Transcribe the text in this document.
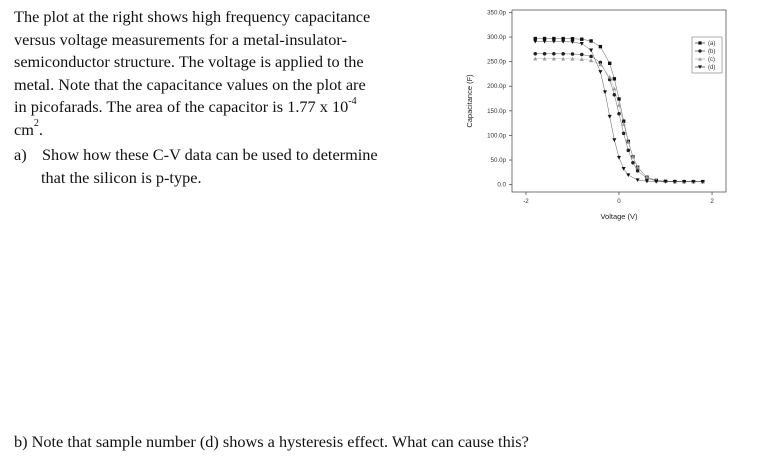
The plot at the right shows high frequency capacitance

versus voltage measurements for a metal-insulator-

semiconductor structure. The voltage is applied to the

metal. Note that the capacitance values on the plot are

in picofarads. The area of the capacitor is 1.77 x $10^{-4}$

$cm^2$.

a) Show how these C-V data can be used to determine
that the silicon is p-type.
b) Note that sample number (d) shows a hysteresis effect. What can cause this?
0.0
50.0p
100.0p
150.0p
200.0p
250.0p
300.0p
350.0p
-2	0	2
Voltage (V)
Capacitance (F)
(a)
(b)
(c)
(d)
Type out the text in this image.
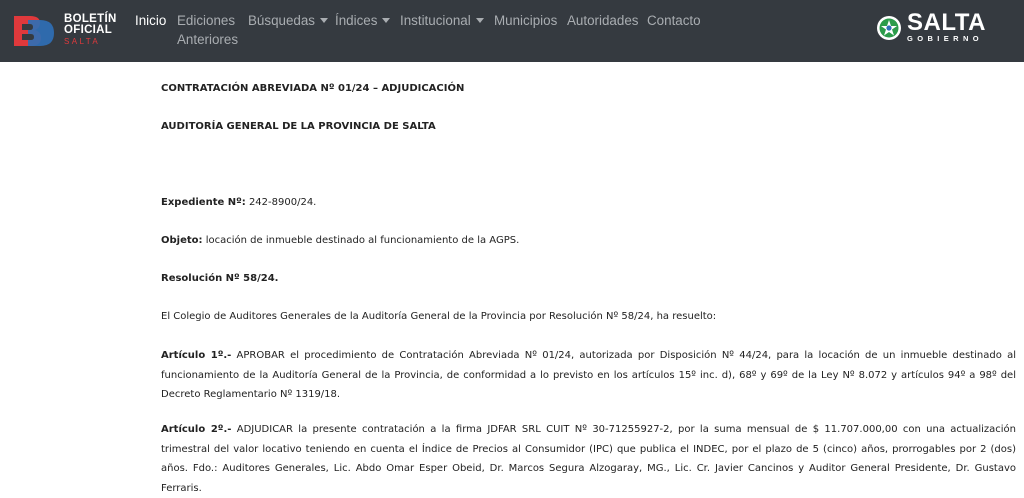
BOLETÍN
OFICIAL
SALTA
Inicio Ediciones
Anteriores
Búsquedas	Índices	Institucional	Municipios Autoridades Contacto	SALTA
GOBIERNO
CONTRATACIÓN ABREVIADA Nº 01/24 – ADJUDICACIÓN
AUDITORÍA GENERAL DE LA PROVINCIA DE SALTA
Expediente Nº: 242-8900/24.
Objeto: locación de inmueble destinado al funcionamiento de la AGPS.
Resolución Nº 58/24.
El Colegio de Auditores Generales de la Auditoría General de la Provincia por Resolución Nº 58/24, ha resuelto:
Artículo 1º.- APROBAR el procedimiento de Contratación Abreviada Nº 01/24, autorizada por Disposición Nº 44/24, para la locación de un inmueble destinado al funcionamiento de la Auditoría General de la Provincia, de conformidad a lo previsto en los artículos 15º inc. d), 68º y 69º de la Ley Nº 8.072 y artículos 94º a 98º del Decreto Reglamentario Nº 1319/18.
Artículo 2º.- ADJUDICAR la presente contratación a la firma JDFAR SRL CUIT Nº 30-71255927-2, por la suma mensual de $ 11.707.000,00 con una actualización trimestral del valor locativo teniendo en cuenta el Índice de Precios al Consumidor (IPC) que publica el INDEC, por el plazo de 5 (cinco) años, prorrogables por 2 (dos) años. Fdo.: Auditores Generales, Lic. Abdo Omar Esper Obeid, Dr. Marcos Segura Alzogaray, MG., Lic. Cr. Javier Cancinos y Auditor General Presidente, Dr. Gustavo Ferraris.
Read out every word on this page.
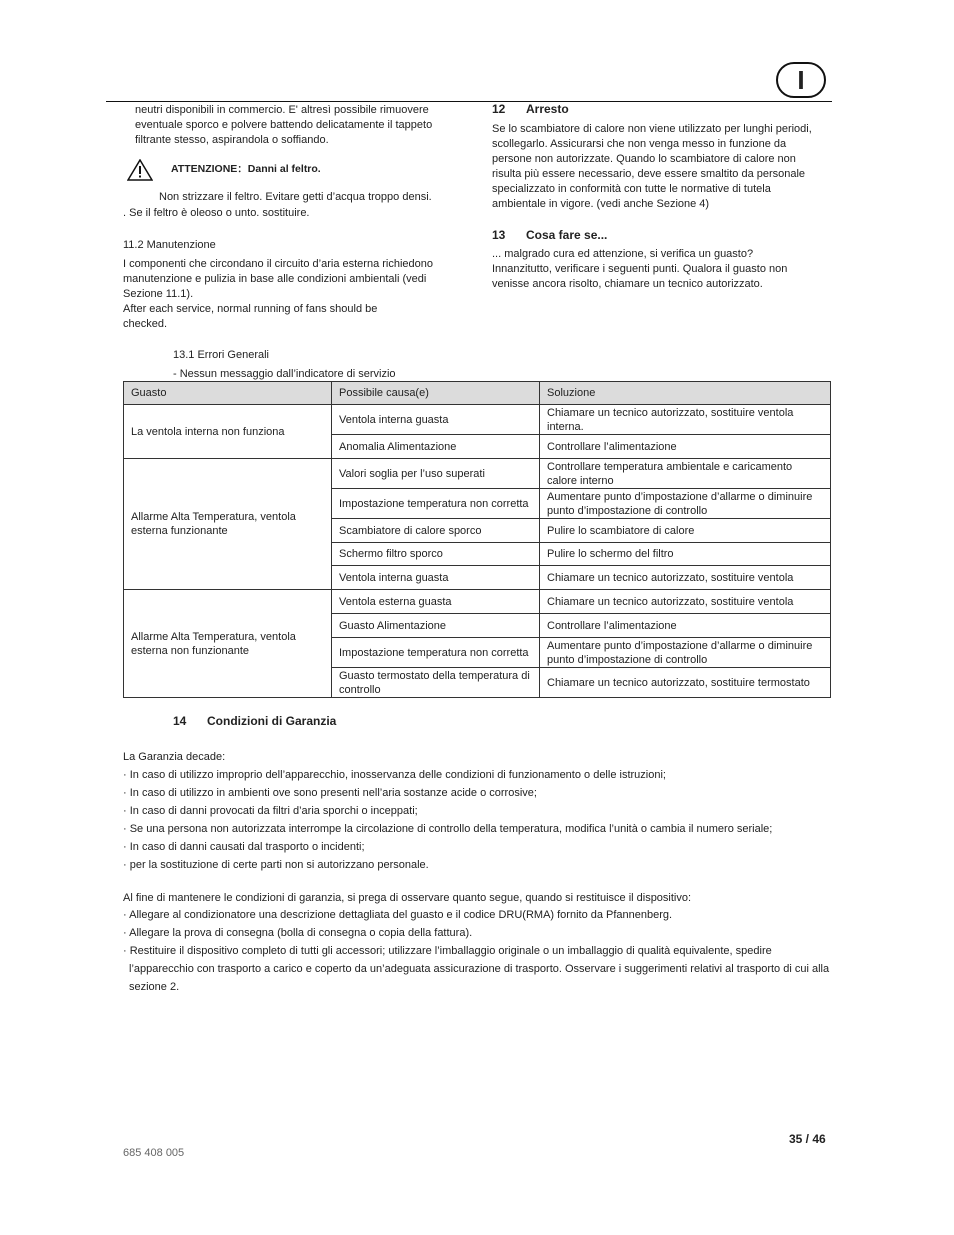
I
neutri disponibili in commercio. E' altresì possibile rimuovere
eventuale sporco e polvere battendo delicatamente il tappeto
filtrante stesso, aspirandola o soffiando.
ATTENZIONE：Danni al feltro.
Non strizzare il feltro. Evitare getti d’acqua troppo densi.
. Se il feltro è oleoso o unto. sostituire.
11.2 Manutenzione
I componenti che circondano il circuito d’aria esterna richiedono
manutenzione e pulizia in base alle condizioni ambientali (vedi
Sezione 11.1).
After each service, normal running of fans should be
checked.
12 Arresto
Se lo scambiatore di calore non viene utilizzato per lunghi periodi,
scollegarlo. Assicurarsi che non venga messo in funzione da
persone non autorizzate. Quando lo scambiatore di calore non
risulta più essere necessario, deve essere smaltito da personale
specializzato in conformità con tutte le normative di tutela
ambientale in vigore. (vedi anche Sezione 4)
13 Cosa fare se...
... malgrado cura ed attenzione, si verifica un guasto?
Innanzitutto, verificare i seguenti punti. Qualora il guasto non
venisse ancora risolto, chiamare un tecnico autorizzato.
13.1 Errori Generali
- Nessun messaggio dall’indicatore di servizio
Guasto	Possibile causa(e)	Soluzione
La ventola interna non funziona	Ventola interna guasta	Chiamare un tecnico autorizzato, sostituire ventola interna.
	Anomalia Alimentazione	Controllare l’alimentazione
Allarme Alta Temperatura, ventola esterna funzionante	Valori soglia per l’uso superati	Controllare temperatura ambientale e caricamento calore interno
	Impostazione temperatura non corretta	Aumentare punto d’impostazione d’allarme o diminuire punto d’impostazione di controllo
	Scambiatore di calore sporco	Pulire lo scambiatore di calore
	Schermo filtro sporco	Pulire lo schermo del filtro
	Ventola interna guasta	Chiamare un tecnico autorizzato, sostituire ventola
Allarme Alta Temperatura, ventola esterna non funzionante	Ventola esterna guasta	Chiamare un tecnico autorizzato, sostituire ventola
	Guasto Alimentazione	Controllare l’alimentazione
	Impostazione temperatura non corretta	Aumentare punto d’impostazione d’allarme o diminuire punto d’impostazione di controllo
	Guasto termostato della temperatura di controllo	Chiamare un tecnico autorizzato, sostituire termostato
14 Condizioni di Garanzia
La Garanzia decade:
· In caso di utilizzo improprio dell’apparecchio, inosservanza delle condizioni di funzionamento o delle istruzioni;
· In caso di utilizzo in ambienti ove sono presenti nell’aria sostanze acide o corrosive;
· In caso di danni provocati da filtri d’aria sporchi o inceppati;
· Se una persona non autorizzata interrompe la circolazione di controllo della temperatura, modifica l’unità o cambia il numero seriale;
· In caso di danni causati dal trasporto o incidenti;
· per la sostituzione di certe parti non si autorizzano personale.
Al fine di mantenere le condizioni di garanzia, si prega di osservare quanto segue, quando si restituisce il dispositivo:
· Allegare al condizionatore una descrizione dettagliata del guasto e il codice DRU(RMA) fornito da Pfannenberg.
· Allegare la prova di consegna (bolla di consegna o copia della fattura).
· Restituire il dispositivo completo di tutti gli accessori; utilizzare l’imballaggio originale o un imballaggio di qualità equivalente, spedire l’apparecchio con trasporto a carico e coperto da un’adeguata assicurazione di trasporto. Osservare i suggerimenti relativi al trasporto di cui alla sezione 2.
35 / 46
685 408 005
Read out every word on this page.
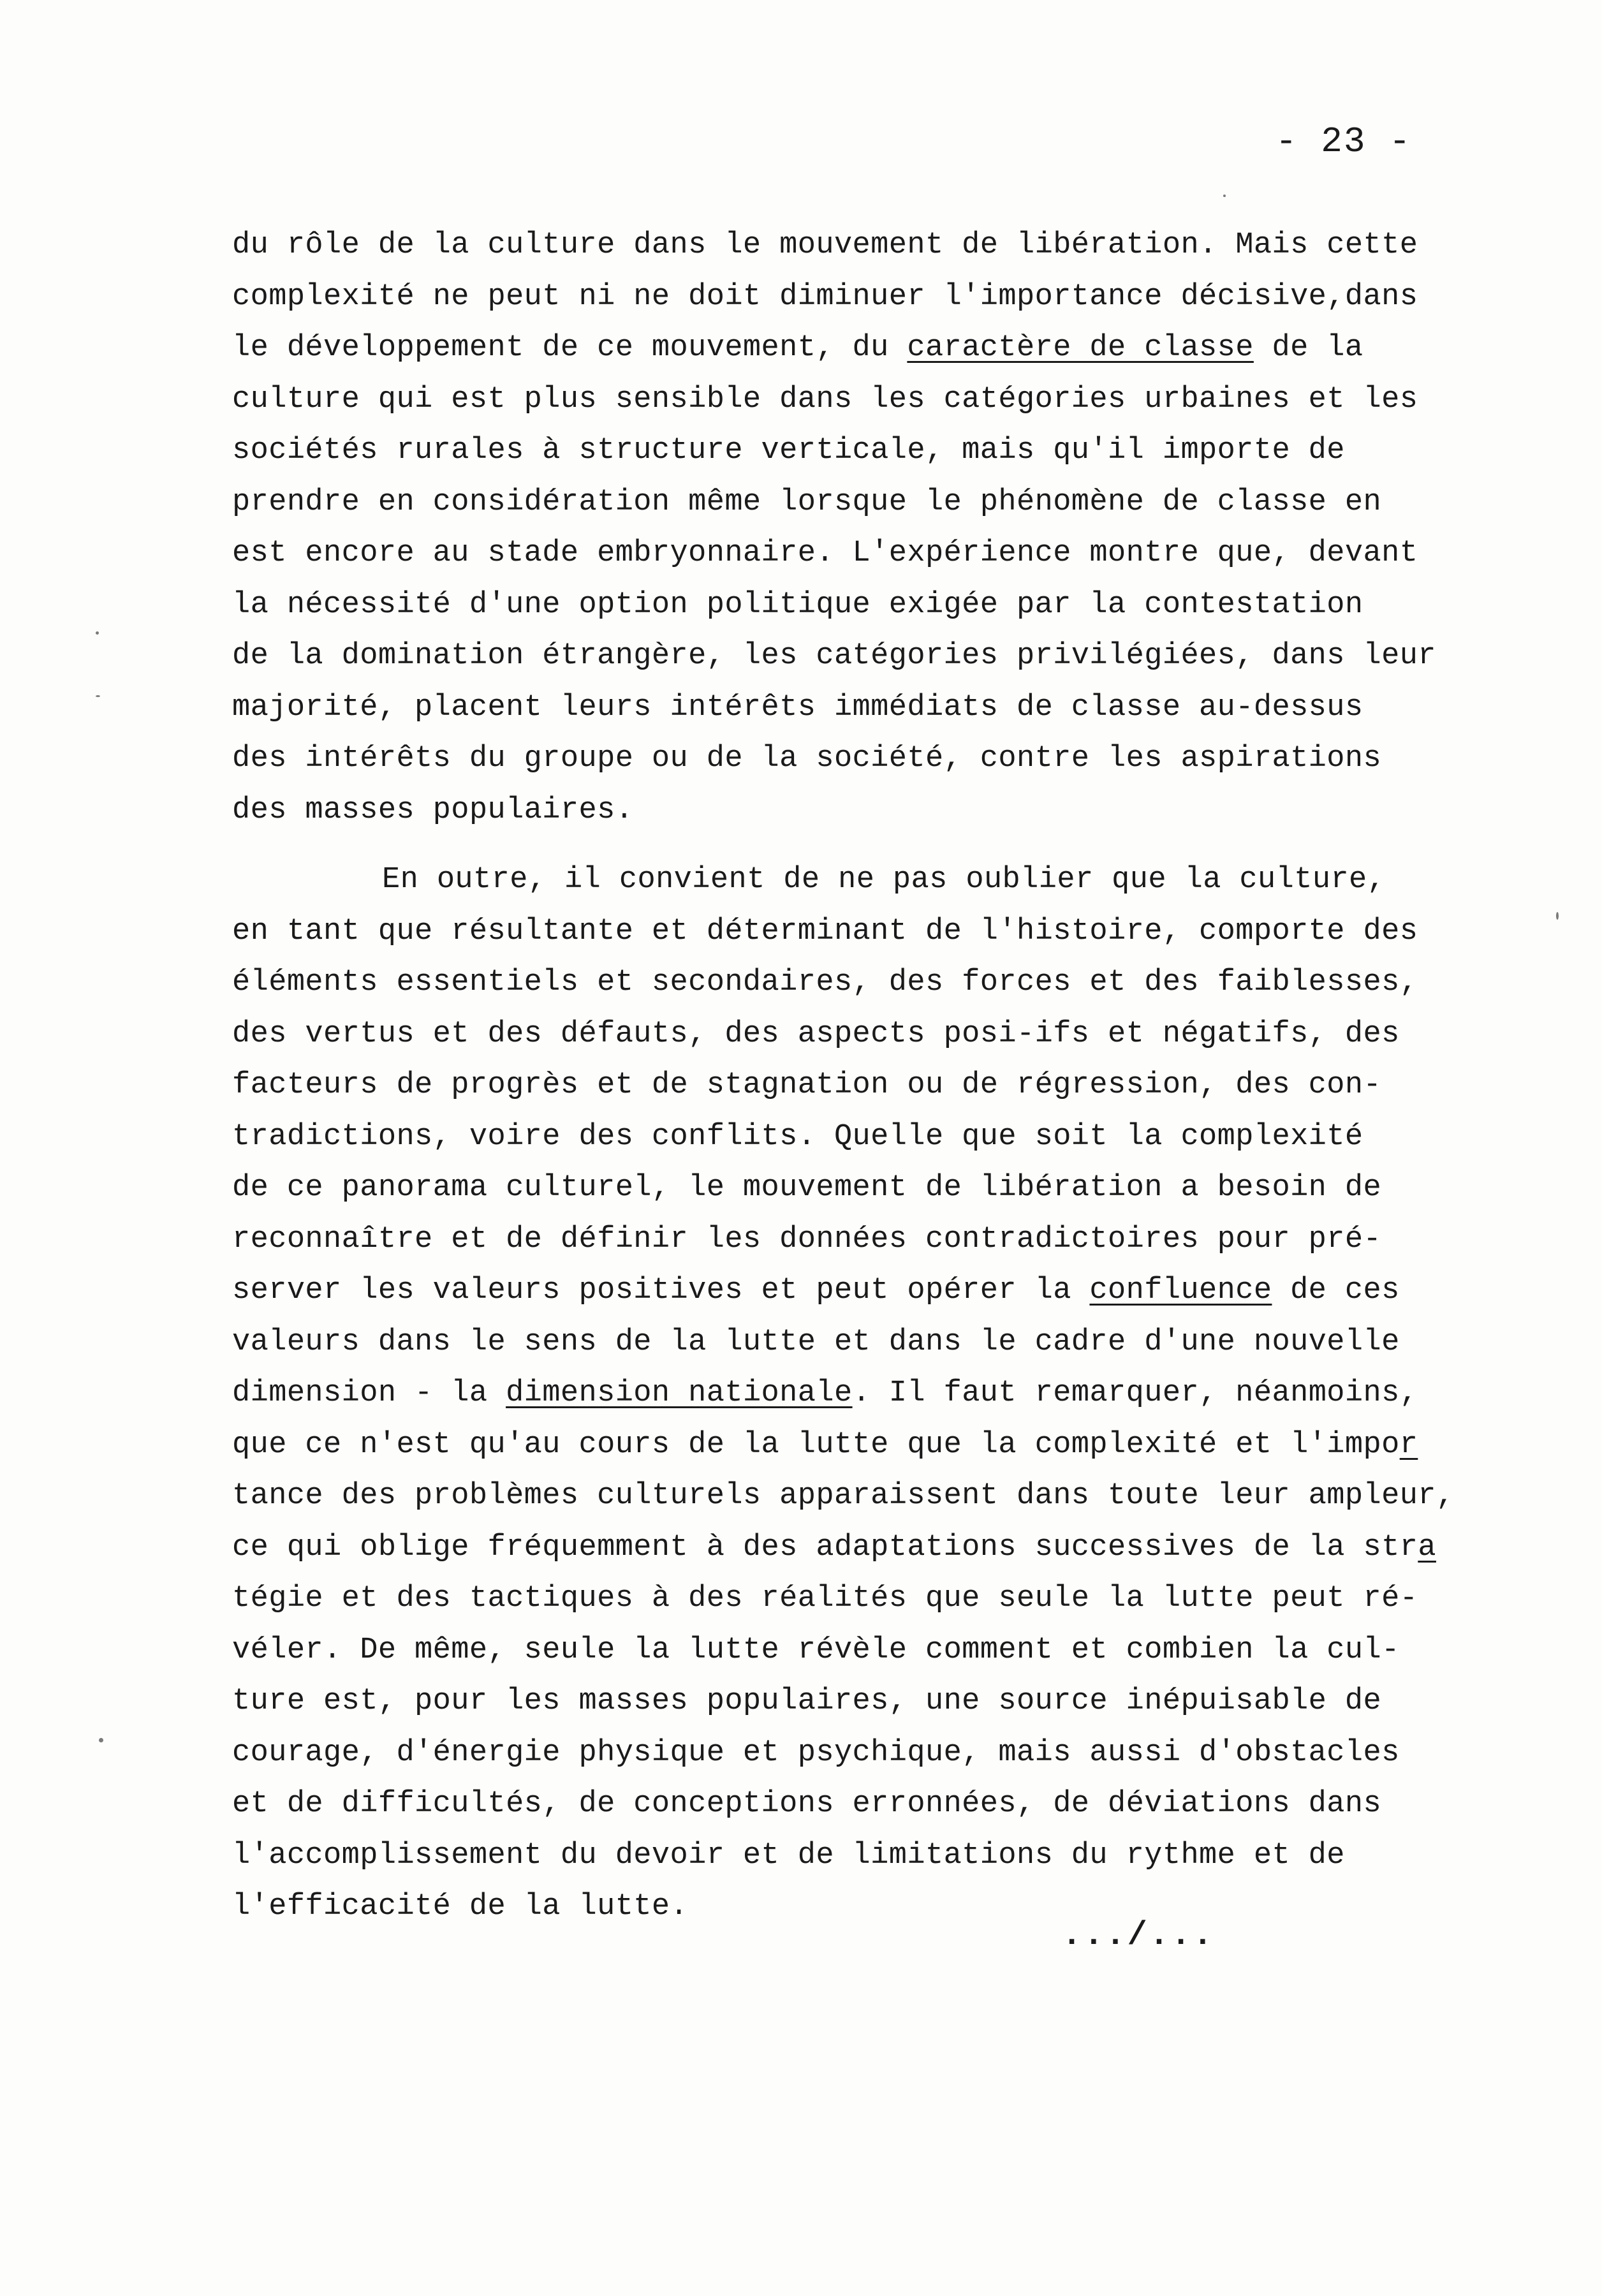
- 23 -
du rôle de la culture dans le mouvement de libération. Mais cette
complexité ne peut ni ne doit diminuer l'importance décisive,dans
le développement de ce mouvement, du caractère de classe de la
culture qui est plus sensible dans les catégories urbaines et les
sociétés rurales à structure verticale, mais qu'il importe de
prendre en considération même lorsque le phénomène de classe en
est encore au stade embryonnaire. L'expérience montre que, devant
la nécessité d'une option politique exigée par la contestation
de la domination étrangère, les catégories privilégiées, dans leur
majorité, placent leurs intérêts immédiats de classe au-dessus
des intérêts du groupe ou de la société, contre les aspirations
des masses populaires.
En outre, il convient de ne pas oublier que la culture,
en tant que résultante et déterminant de l'histoire, comporte des
éléments essentiels et secondaires, des forces et des faiblesses,
des vertus et des défauts, des aspects posi-ifs et négatifs, des
facteurs de progrès et de stagnation ou de régression, des con-
tradictions, voire des conflits. Quelle que soit la complexité
de ce panorama culturel, le mouvement de libération a besoin de
reconnaître et de définir les données contradictoires pour pré-
server les valeurs positives et peut opérer la confluence de ces
valeurs dans le sens de la lutte et dans le cadre d'une nouvelle
dimension - la dimension nationale. Il faut remarquer, néanmoins,
que ce n'est qu'au cours de la lutte que la complexité et l'impor
tance des problèmes culturels apparaissent dans toute leur ampleur,
ce qui oblige fréquemment à des adaptations successives de la stra
tégie et des tactiques à des réalités que seule la lutte peut ré-
véler. De même, seule la lutte révèle comment et combien la cul-
ture est, pour les masses populaires, une source inépuisable de
courage, d'énergie physique et psychique, mais aussi d'obstacles
et de difficultés, de conceptions erronnées, de déviations dans
l'accomplissement du devoir et de limitations du rythme et de
l'efficacité de la lutte.
.../...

⁂

## EXERCISE
Pick out and copy every line that contains the word "funcionamiento".

## TASK SOLUTION
Objeto: locación de inmueble destinado al funcionamiento de la AGPS.
Artículo 1º.- APROBAR el procedimiento de Contratación Abreviada Nº 01/24, autorizada por Disposición Nº 44/24, para la locación de un inmueble destinado al funcionamiento de la Auditoría General de la Provincia, de conformidad a lo previsto en los artículos 15º inc. d), 68º y 69º de la Ley Nº 8.072 y artículos 94º a 98º del Decreto Reglamentario Nº 1319/18.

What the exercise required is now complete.